* begin *

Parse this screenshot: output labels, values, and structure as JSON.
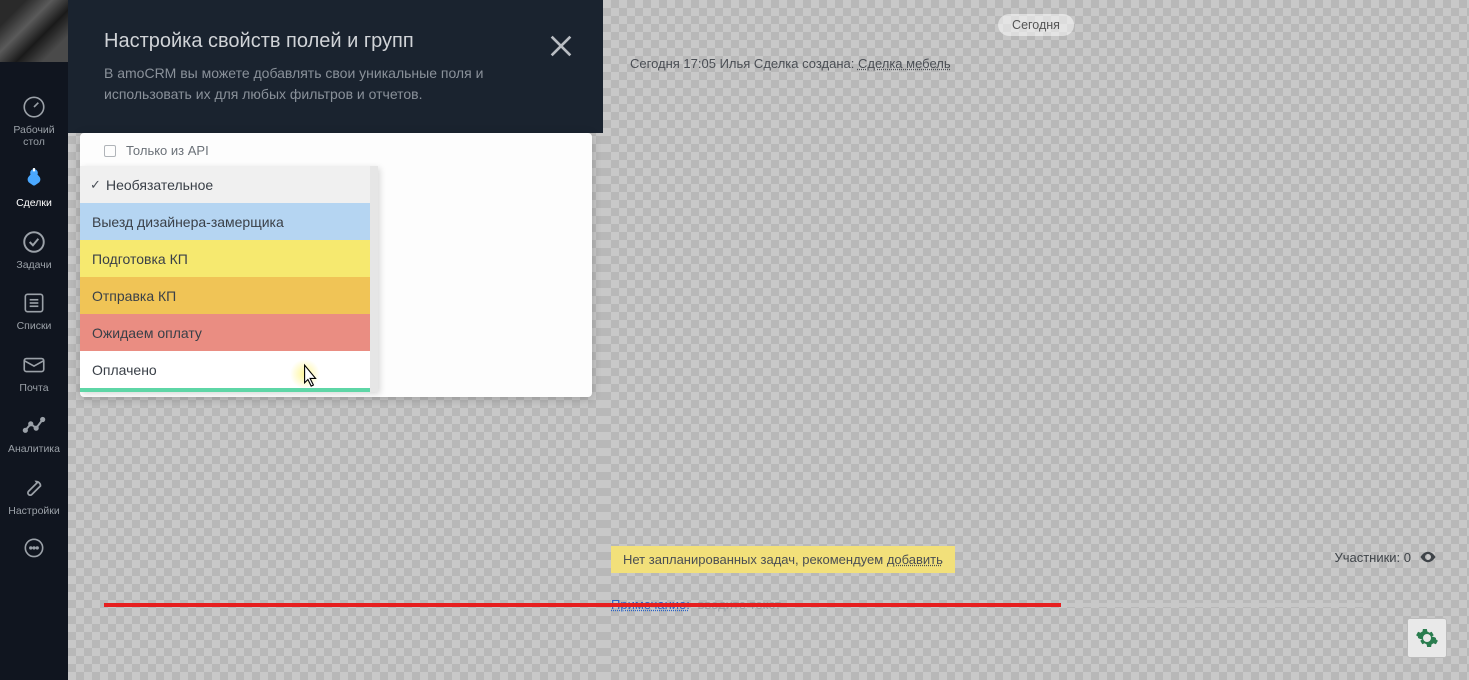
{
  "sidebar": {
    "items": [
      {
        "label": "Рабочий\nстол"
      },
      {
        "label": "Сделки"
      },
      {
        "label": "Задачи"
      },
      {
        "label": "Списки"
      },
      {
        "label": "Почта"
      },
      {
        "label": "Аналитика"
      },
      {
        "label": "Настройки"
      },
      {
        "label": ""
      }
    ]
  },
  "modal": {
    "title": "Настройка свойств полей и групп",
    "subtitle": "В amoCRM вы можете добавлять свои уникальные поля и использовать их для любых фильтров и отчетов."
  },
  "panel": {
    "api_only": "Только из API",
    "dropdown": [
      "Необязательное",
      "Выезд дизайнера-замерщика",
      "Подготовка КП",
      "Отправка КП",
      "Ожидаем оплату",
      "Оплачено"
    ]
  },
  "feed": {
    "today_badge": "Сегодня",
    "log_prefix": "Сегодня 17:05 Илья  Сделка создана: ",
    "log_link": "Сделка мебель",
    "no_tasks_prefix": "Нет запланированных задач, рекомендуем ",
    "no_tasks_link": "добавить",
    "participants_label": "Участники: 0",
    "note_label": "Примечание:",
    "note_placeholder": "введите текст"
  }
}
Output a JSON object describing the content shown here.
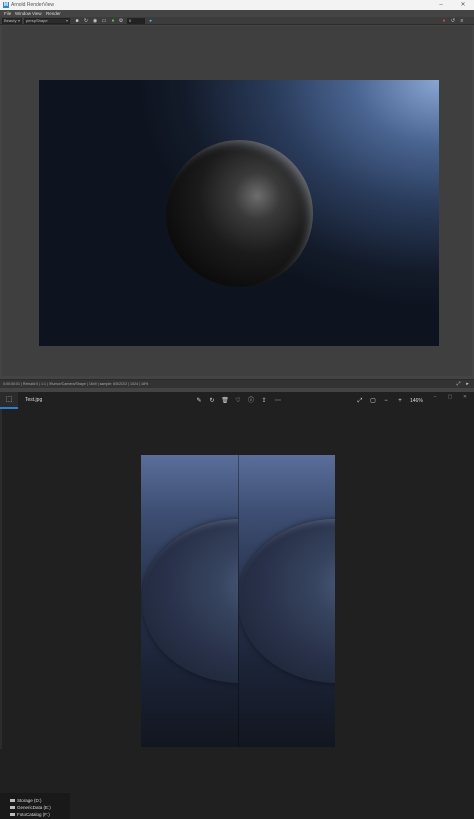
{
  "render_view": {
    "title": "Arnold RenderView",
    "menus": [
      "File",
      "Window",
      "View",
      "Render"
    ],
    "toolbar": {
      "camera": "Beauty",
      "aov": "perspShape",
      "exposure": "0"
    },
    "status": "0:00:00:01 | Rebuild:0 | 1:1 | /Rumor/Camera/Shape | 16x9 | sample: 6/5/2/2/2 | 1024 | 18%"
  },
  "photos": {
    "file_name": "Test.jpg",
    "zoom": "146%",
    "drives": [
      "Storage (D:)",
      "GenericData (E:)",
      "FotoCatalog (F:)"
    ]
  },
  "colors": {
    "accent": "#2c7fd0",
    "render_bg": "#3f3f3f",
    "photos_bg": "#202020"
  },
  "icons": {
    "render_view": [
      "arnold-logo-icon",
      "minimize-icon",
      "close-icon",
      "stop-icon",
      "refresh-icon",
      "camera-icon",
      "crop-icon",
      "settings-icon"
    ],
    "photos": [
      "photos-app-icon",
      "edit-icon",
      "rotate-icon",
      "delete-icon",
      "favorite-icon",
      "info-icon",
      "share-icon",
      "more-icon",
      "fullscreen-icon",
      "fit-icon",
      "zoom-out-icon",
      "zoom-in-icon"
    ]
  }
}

* end *

*TASK DETAILS*: Quote, without alteration, the lines running from the line containing "Output a JSON" to the last line of the entries, and include no pictures.

*RIGHT ANSWER*:
Output a JSON object describing the content shown here.
{
  "render_view": {
    "title": "Arnold RenderView",
    "menus": [
      "File",
      "Window",
      "View",
      "Render"
    ],
    "toolbar": {
      "camera": "Beauty",
      "aov": "perspShape",
      "exposure": "0"
    },
    "status": "0:00:00:01 | Rebuild:0 | 1:1 | /Rumor/Camera/Shape | 16x9 | sample: 6/5/2/2/2 | 1024 | 18%"
  },
  "photos": {
    "file_name": "Test.jpg",
    "zoom": "146%",
    "drives": [
      "Storage (D:)",
      "GenericData (E:)",
      "FotoCatalog (F:)"
    ]
  },
  "colors": {
    "accent": "#2c7fd0",
    "render_bg": "#3f3f3f",
    "photos_bg": "#202020"
  },
  "icons": {
    "render_view": [
      "arnold-logo-icon",
      "minimize-icon",
      "close-icon",
      "stop-icon",
      "refresh-icon",
      "camera-icon",
      "crop-icon",
      "settings-icon"
    ],
    "photos": [
      "photos-app-icon",
      "edit-icon",
      "rotate-icon",
      "delete-icon",
      "favorite-icon",
      "info-icon",
      "share-icon",
      "more-icon",
      "fullscreen-icon",
      "fit-icon",
      "zoom-out-icon",
      "zoom-in-icon"
    ]
  }
}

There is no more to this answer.